▶ [WHAT IS EXPECTED] Check every line below for the word "WINTERSETT" and copy the ones that have it.

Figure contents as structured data
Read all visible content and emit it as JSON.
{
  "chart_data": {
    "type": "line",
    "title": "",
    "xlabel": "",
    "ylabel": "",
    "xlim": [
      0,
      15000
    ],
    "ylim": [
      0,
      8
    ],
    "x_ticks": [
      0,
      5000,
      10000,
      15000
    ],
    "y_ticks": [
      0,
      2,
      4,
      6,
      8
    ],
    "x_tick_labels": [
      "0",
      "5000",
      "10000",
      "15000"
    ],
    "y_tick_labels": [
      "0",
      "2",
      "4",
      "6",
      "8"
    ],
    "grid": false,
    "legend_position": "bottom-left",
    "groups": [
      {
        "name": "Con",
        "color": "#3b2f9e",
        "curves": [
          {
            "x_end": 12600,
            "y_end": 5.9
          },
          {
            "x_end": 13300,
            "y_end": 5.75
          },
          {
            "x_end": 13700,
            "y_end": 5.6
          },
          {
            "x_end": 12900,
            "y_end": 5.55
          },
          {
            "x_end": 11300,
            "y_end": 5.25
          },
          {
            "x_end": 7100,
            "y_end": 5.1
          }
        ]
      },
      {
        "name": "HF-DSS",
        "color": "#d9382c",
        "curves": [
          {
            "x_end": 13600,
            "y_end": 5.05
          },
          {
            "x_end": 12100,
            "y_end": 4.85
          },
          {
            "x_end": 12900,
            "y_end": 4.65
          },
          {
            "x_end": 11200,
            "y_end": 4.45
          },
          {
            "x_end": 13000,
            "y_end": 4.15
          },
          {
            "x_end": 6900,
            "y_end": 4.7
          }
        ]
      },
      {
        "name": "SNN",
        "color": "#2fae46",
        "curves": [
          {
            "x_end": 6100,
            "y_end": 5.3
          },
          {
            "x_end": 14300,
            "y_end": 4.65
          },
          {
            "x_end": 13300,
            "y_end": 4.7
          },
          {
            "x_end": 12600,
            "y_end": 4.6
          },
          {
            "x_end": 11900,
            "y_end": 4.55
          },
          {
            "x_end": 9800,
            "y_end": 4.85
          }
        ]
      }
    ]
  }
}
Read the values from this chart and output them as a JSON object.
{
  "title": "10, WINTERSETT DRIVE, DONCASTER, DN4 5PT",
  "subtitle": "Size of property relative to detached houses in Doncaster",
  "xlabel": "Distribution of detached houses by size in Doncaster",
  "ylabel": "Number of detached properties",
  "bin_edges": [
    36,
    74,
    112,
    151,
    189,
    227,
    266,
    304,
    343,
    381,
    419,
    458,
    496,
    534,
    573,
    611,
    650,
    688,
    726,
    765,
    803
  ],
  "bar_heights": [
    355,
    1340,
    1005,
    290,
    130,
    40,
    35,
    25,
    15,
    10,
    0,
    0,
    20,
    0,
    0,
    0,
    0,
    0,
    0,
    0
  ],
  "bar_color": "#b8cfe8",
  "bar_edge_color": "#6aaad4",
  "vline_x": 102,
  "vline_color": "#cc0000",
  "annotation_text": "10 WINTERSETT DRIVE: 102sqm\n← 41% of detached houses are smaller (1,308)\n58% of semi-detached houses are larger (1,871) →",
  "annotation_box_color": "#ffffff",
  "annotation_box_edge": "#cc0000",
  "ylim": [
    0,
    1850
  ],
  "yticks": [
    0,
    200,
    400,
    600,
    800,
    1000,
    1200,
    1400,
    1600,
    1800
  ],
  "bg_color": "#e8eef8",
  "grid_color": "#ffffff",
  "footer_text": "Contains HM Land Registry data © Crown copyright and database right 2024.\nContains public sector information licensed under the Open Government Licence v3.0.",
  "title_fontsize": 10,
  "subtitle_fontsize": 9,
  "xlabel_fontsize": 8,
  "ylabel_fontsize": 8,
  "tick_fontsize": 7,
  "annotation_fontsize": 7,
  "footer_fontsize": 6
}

▶ [RESULT OF THIS EXERCISE]
  "title": "10, WINTERSETT DRIVE, DONCASTER, DN4 5PT",
  "annotation_text": "10 WINTERSETT DRIVE: 102sqm\n← 41% of detached houses are smaller (1,308)\n58% of semi-detached houses are larger (1,871) →",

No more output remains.